* Begin DATASET *

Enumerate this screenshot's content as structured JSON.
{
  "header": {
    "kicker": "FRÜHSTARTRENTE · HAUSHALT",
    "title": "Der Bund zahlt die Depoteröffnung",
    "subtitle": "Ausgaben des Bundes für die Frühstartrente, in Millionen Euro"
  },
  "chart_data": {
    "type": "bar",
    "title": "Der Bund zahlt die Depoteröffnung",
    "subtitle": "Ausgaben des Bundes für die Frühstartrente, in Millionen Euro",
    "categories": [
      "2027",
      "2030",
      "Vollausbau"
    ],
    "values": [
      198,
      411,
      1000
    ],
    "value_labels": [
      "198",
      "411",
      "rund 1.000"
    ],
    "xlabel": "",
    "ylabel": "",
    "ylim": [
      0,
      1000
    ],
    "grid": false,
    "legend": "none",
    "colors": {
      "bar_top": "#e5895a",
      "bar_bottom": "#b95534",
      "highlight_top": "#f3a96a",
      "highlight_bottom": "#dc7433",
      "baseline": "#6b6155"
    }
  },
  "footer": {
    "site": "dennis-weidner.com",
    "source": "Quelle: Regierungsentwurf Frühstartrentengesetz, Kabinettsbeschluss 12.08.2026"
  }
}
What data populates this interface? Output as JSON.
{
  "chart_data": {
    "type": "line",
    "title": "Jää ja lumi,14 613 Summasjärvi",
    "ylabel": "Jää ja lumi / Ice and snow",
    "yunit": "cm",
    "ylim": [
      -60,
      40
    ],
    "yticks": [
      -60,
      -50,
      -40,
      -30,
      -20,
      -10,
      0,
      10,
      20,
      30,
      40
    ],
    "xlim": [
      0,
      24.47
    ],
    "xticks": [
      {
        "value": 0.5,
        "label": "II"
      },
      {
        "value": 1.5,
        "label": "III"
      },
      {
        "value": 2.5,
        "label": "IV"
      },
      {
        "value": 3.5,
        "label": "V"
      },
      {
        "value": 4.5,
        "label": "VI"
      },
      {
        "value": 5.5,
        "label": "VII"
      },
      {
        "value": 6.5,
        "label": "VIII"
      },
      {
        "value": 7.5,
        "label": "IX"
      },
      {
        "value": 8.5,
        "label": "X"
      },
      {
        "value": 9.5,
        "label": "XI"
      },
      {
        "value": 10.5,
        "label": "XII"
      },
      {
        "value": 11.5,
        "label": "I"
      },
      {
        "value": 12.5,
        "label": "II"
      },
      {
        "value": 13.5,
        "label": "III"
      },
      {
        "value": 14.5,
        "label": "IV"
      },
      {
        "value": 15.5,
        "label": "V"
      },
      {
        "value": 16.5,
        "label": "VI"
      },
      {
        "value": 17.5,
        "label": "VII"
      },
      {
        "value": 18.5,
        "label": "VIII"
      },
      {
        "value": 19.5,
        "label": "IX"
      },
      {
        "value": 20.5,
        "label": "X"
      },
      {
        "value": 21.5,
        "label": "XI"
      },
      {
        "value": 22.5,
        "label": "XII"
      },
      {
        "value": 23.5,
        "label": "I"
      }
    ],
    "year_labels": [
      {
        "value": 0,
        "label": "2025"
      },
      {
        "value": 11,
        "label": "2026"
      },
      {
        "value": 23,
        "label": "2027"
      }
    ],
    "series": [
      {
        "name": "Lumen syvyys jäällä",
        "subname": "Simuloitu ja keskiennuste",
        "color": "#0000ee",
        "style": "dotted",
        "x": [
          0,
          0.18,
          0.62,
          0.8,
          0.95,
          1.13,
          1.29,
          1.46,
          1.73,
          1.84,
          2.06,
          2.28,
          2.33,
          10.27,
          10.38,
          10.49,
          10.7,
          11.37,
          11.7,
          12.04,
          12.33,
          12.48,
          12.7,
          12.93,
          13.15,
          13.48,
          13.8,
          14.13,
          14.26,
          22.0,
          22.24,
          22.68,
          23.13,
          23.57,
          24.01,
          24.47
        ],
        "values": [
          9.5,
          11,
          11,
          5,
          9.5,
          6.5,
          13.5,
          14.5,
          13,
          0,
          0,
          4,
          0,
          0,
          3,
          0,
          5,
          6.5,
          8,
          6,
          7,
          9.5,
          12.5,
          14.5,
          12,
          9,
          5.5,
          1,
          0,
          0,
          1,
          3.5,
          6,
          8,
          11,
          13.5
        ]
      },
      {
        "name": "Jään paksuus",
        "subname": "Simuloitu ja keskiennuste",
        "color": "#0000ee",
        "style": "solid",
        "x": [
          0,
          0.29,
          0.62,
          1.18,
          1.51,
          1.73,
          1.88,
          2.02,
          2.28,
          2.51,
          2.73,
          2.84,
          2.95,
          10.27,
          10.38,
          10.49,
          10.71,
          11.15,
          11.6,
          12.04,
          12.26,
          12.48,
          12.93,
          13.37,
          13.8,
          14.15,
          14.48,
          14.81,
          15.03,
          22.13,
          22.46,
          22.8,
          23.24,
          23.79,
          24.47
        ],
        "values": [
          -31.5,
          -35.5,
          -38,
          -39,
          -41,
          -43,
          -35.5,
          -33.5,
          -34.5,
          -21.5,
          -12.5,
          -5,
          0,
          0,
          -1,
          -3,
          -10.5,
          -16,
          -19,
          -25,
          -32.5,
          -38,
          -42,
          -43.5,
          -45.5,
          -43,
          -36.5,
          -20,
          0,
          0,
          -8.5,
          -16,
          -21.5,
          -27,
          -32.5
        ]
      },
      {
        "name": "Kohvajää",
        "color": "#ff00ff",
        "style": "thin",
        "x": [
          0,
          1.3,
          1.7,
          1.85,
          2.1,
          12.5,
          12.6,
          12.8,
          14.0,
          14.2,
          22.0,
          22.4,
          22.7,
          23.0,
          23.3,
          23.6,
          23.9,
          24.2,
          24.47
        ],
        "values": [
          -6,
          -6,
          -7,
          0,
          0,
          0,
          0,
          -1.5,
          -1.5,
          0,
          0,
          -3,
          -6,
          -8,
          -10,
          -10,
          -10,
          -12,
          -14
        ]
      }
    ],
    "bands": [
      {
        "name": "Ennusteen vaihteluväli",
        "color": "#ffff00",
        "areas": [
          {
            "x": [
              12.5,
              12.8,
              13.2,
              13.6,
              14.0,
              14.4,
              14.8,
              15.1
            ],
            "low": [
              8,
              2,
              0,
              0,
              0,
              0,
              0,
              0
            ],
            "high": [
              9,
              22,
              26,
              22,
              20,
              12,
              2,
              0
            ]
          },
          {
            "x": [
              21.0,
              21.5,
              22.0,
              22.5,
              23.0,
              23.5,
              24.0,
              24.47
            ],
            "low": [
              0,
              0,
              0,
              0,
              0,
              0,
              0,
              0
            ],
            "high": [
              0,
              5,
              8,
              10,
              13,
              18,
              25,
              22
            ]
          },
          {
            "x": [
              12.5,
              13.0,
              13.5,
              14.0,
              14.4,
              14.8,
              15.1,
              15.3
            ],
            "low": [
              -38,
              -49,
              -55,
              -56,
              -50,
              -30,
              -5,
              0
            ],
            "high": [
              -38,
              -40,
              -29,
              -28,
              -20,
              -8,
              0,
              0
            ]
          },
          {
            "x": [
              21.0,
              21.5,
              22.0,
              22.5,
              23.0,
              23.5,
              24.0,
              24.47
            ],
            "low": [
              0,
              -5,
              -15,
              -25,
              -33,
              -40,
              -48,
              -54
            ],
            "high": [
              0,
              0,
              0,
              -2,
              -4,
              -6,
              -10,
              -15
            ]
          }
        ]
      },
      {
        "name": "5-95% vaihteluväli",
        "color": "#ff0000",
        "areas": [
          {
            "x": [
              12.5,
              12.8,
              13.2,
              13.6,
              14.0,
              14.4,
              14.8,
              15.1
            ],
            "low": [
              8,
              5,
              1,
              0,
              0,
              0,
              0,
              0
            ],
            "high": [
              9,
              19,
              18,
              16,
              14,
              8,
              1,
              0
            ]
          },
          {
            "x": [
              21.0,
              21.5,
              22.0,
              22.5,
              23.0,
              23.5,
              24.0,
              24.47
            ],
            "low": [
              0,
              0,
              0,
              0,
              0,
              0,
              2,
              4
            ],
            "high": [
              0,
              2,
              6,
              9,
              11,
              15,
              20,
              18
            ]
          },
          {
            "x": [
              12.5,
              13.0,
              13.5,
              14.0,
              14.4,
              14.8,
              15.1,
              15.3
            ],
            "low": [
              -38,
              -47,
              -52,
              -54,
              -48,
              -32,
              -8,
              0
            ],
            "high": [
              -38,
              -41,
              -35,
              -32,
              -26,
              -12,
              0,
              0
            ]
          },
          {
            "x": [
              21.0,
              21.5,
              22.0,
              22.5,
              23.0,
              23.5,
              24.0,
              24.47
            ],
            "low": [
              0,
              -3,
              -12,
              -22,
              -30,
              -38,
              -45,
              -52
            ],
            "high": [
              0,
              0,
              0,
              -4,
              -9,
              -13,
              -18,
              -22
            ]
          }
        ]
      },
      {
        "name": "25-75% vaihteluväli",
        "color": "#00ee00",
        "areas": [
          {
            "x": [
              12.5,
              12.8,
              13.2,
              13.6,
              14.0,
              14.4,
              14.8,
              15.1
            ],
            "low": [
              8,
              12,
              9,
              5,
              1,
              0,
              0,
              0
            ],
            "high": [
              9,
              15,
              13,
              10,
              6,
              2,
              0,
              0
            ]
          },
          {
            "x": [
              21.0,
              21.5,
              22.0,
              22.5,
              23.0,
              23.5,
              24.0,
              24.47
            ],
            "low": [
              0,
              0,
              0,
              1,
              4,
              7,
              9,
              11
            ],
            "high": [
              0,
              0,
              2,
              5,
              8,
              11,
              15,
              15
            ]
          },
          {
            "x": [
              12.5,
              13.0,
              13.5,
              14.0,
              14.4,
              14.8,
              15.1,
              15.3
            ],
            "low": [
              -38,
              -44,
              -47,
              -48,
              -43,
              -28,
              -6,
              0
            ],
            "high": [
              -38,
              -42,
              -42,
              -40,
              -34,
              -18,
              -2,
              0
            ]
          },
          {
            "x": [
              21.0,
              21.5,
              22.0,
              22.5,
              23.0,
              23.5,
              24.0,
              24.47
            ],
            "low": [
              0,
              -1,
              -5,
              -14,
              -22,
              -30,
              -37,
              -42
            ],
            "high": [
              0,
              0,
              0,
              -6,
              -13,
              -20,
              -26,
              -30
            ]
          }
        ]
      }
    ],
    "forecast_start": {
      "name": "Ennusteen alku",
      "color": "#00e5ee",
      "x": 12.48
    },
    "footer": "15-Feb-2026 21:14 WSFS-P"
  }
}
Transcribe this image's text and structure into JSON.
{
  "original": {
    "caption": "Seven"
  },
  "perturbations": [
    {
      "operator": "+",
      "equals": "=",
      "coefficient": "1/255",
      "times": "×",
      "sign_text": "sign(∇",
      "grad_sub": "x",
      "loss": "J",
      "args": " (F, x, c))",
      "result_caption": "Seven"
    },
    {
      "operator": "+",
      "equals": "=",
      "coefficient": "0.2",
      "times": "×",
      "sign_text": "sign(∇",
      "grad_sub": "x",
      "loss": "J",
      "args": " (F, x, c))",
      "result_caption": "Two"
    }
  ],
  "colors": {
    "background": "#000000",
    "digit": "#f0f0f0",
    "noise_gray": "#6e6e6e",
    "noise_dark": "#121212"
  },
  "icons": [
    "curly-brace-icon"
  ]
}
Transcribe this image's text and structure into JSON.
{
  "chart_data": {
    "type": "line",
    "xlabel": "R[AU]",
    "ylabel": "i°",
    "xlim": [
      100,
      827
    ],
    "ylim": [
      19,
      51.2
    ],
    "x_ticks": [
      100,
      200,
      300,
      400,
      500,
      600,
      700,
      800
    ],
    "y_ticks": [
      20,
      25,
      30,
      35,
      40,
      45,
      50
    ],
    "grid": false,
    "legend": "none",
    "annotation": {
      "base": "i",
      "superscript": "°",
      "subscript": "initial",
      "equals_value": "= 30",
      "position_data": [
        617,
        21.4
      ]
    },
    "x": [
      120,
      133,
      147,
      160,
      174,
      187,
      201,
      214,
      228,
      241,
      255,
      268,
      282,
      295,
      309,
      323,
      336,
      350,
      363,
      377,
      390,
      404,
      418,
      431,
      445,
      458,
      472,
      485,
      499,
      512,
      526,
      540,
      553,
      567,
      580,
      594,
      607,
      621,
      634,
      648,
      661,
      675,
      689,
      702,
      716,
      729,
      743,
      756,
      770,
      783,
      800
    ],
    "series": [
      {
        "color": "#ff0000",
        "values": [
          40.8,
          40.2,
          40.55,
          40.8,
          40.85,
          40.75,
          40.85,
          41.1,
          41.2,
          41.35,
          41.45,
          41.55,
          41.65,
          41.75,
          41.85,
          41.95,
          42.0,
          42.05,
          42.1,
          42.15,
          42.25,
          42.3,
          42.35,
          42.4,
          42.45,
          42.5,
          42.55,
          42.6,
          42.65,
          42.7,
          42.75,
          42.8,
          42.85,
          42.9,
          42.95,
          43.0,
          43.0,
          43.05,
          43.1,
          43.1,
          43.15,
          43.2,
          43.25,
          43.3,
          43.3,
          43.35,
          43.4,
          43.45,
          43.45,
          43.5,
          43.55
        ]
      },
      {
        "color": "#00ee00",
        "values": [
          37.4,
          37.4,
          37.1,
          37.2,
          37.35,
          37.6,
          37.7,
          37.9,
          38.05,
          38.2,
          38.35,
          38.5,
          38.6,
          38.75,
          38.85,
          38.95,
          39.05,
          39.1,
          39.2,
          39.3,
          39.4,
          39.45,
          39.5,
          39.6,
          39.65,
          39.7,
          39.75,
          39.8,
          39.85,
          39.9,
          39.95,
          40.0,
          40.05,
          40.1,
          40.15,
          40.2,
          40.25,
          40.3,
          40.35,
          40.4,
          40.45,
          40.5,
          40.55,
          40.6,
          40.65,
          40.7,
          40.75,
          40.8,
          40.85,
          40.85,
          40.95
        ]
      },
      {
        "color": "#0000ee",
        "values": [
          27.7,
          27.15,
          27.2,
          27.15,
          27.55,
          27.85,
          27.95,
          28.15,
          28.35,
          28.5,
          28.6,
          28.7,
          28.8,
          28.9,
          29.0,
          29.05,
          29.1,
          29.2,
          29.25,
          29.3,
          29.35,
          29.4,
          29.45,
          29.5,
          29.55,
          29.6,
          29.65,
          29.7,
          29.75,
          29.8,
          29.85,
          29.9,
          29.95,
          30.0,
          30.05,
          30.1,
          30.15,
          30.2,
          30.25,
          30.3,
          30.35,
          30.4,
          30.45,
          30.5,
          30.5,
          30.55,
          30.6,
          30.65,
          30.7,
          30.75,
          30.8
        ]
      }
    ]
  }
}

* End DATASET *

● WHAT IS NEEDED
Copy each line above that contains the string "vaihteluväli".

● COMPLETE OUTPUT
        "name": "Ennusteen vaihteluväli",
        "name": "5-95% vaihteluväli",
        "name": "25-75% vaihteluväli",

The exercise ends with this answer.